THE EXERCISE: What number of lines in the material contain the word "JSON"? Give that number alone.

STORED RECORDS:
+++
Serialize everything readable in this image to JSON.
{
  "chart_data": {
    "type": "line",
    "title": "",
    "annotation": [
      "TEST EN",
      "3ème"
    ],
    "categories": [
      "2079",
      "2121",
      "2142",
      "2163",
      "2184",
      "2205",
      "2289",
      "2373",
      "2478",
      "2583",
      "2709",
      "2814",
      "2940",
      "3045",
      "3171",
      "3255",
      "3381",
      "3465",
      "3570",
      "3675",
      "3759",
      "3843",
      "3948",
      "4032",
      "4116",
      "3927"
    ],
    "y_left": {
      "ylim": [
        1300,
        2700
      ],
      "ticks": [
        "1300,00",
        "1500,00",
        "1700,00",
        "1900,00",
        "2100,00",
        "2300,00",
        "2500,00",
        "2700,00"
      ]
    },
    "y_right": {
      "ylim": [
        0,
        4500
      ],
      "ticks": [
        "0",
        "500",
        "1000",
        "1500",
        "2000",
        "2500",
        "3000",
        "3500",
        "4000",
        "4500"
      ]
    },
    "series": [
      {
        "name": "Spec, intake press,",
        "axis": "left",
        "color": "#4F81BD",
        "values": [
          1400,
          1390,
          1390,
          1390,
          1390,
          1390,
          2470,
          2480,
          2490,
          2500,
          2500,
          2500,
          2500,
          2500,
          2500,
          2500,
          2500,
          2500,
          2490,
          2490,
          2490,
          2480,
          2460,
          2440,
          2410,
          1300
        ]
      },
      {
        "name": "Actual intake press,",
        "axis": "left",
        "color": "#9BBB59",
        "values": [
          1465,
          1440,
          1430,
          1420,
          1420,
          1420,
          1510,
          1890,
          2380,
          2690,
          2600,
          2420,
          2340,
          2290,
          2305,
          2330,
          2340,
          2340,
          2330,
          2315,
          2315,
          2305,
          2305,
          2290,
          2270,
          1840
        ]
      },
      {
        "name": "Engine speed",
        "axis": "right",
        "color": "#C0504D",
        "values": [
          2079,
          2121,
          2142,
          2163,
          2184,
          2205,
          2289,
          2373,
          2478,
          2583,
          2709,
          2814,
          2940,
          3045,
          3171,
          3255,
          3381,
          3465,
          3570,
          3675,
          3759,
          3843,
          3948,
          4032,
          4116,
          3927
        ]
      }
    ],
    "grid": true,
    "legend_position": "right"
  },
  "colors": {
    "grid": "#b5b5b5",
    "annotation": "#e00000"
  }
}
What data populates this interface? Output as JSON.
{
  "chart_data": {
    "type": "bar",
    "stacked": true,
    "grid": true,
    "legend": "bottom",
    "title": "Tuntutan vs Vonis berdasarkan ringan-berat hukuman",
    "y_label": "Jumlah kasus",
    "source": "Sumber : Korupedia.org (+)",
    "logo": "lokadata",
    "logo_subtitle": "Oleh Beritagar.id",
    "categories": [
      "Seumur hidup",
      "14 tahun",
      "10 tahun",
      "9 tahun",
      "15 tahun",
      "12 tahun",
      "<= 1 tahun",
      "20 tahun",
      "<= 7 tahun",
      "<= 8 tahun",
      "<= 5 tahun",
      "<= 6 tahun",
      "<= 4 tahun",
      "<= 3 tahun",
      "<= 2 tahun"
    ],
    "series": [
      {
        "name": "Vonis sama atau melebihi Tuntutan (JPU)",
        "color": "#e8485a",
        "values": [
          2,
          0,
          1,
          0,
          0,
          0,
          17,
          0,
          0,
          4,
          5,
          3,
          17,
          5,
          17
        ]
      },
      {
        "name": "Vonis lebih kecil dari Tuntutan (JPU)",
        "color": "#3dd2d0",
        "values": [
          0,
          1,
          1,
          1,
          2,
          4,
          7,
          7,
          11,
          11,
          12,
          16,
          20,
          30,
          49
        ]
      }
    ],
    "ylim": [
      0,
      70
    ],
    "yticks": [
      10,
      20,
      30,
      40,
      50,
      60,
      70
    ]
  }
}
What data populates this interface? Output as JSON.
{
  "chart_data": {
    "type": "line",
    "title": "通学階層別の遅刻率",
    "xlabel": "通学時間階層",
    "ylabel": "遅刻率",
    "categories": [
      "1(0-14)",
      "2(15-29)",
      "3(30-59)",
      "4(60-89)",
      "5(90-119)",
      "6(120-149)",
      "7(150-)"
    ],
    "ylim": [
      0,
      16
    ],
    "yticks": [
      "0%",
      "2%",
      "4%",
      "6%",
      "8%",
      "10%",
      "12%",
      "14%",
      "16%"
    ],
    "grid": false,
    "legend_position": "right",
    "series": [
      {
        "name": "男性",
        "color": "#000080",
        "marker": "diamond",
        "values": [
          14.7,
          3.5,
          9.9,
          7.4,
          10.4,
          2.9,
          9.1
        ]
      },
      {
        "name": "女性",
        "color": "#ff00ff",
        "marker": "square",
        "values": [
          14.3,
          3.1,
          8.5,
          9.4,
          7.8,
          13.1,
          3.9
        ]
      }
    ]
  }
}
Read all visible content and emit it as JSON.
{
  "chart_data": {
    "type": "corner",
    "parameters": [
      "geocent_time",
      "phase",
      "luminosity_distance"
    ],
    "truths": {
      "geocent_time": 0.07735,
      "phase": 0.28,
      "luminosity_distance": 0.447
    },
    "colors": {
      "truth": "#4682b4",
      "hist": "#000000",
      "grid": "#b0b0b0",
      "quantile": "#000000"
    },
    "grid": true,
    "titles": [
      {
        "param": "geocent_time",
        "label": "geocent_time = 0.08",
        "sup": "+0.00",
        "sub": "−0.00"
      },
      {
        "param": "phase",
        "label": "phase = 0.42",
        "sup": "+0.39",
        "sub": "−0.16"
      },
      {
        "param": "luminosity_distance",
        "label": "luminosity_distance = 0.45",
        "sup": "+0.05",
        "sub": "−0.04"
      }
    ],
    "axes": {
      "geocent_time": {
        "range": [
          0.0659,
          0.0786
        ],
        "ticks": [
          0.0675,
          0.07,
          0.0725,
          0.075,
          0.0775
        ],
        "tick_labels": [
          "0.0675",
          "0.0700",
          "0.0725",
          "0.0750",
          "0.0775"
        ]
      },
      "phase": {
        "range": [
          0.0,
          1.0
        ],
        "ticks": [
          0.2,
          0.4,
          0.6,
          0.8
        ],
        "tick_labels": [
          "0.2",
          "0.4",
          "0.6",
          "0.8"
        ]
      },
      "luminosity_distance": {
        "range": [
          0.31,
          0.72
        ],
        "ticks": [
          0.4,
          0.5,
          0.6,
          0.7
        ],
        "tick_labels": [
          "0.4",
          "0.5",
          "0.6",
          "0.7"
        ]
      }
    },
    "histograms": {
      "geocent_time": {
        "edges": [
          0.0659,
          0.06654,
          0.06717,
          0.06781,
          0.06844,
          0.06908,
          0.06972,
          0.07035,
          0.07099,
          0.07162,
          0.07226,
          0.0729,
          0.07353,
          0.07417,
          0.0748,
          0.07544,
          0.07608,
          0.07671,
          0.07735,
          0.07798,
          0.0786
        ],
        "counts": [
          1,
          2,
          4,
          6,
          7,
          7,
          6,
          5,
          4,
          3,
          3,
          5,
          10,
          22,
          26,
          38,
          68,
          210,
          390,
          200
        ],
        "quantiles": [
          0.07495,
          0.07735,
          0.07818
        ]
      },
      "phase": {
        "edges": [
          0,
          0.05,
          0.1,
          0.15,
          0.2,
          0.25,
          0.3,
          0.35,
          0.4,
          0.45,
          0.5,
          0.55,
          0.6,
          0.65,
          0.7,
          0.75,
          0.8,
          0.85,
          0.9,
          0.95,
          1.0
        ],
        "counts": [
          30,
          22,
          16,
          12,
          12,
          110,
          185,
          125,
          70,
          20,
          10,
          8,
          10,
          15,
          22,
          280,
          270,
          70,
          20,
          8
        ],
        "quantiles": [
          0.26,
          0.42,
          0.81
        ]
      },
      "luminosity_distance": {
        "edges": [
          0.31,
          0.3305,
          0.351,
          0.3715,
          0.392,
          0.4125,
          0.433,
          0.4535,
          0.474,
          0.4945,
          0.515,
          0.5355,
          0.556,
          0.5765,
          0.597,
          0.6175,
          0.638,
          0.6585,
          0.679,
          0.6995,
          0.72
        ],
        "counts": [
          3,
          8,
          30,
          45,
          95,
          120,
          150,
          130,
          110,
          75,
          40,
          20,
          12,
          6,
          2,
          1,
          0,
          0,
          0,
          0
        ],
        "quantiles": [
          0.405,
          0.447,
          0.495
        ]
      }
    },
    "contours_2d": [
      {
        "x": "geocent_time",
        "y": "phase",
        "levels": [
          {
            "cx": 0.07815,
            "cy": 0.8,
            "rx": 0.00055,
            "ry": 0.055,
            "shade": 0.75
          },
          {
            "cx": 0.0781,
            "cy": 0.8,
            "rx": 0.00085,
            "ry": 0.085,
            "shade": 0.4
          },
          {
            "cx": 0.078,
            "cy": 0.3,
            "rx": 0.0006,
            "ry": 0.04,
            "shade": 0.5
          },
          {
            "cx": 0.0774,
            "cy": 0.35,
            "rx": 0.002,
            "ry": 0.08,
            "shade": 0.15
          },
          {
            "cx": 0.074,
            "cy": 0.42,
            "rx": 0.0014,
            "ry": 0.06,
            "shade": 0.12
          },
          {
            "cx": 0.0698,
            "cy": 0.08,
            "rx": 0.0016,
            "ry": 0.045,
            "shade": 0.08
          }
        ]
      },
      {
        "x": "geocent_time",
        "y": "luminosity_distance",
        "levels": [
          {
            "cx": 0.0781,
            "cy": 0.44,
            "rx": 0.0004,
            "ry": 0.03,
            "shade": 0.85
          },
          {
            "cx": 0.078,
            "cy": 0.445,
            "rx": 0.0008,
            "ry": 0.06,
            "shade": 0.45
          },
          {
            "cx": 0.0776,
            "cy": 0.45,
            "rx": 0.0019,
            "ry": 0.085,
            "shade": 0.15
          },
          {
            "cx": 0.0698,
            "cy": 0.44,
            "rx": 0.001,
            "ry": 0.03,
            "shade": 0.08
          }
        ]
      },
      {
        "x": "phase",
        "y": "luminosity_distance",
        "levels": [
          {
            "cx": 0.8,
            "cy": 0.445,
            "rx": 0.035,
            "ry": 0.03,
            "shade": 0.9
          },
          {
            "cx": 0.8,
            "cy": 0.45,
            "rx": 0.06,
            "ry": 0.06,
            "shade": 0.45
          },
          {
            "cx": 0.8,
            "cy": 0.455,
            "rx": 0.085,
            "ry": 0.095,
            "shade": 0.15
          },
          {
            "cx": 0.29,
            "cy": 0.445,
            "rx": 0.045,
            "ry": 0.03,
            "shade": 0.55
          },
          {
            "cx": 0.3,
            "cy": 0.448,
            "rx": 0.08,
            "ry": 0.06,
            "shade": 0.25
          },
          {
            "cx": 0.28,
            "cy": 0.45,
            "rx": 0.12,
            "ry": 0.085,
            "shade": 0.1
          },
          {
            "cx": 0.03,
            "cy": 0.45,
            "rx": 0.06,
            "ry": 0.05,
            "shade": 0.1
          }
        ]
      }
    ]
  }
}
+++
REPLY TO THE EXERCISE: 4